** SHORT EXERCISE **
Scan the records below. List lines holding "helped".

====== RECORDS SHOWN

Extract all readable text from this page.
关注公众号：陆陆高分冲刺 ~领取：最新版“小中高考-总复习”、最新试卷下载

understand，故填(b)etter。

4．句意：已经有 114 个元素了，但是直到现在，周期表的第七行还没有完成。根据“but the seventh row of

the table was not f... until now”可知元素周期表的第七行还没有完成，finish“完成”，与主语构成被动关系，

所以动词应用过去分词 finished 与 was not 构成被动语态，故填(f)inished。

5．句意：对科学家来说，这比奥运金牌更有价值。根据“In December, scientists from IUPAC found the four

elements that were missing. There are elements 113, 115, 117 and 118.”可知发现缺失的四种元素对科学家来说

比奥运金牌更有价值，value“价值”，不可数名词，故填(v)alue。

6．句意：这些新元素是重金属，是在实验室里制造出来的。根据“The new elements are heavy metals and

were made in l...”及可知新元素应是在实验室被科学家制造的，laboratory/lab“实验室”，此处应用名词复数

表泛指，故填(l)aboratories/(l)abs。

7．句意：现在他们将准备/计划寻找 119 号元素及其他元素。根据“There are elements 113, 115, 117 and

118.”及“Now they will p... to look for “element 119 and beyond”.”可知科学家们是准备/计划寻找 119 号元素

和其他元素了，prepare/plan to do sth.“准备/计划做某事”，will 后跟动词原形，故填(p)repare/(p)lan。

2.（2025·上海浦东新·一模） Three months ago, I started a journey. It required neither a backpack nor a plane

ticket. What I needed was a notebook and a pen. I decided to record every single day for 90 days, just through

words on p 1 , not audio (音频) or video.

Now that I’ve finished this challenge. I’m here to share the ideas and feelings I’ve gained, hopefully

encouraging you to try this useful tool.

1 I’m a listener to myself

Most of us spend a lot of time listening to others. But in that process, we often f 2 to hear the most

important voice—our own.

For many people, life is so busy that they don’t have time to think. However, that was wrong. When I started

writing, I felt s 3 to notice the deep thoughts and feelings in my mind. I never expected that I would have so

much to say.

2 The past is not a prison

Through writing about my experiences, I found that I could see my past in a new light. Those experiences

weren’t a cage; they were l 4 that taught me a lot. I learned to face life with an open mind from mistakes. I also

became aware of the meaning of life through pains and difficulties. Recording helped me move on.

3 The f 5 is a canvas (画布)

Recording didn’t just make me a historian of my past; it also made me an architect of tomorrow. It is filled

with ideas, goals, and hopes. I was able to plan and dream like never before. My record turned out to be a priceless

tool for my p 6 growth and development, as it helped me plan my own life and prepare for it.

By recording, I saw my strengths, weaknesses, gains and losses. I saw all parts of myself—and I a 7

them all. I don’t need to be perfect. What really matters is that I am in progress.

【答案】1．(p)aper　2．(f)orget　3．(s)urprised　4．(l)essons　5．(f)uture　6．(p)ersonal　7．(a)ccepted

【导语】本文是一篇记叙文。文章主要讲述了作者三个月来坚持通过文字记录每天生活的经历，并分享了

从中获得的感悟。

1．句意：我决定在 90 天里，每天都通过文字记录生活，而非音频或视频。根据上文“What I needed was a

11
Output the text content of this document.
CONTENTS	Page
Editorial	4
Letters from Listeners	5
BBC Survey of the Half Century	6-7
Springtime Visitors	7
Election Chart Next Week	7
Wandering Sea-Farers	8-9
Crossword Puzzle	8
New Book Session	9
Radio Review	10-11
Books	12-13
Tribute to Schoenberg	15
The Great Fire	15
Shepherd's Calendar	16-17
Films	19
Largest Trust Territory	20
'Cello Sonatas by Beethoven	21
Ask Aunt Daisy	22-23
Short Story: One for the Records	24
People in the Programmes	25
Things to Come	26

============

** THE OUTPUT **
became aware of the meaning of life through pains and difficulties. Recording helped me move on.
tool for my p 6 growth and development, as it helped me plan my own life and prepare for it.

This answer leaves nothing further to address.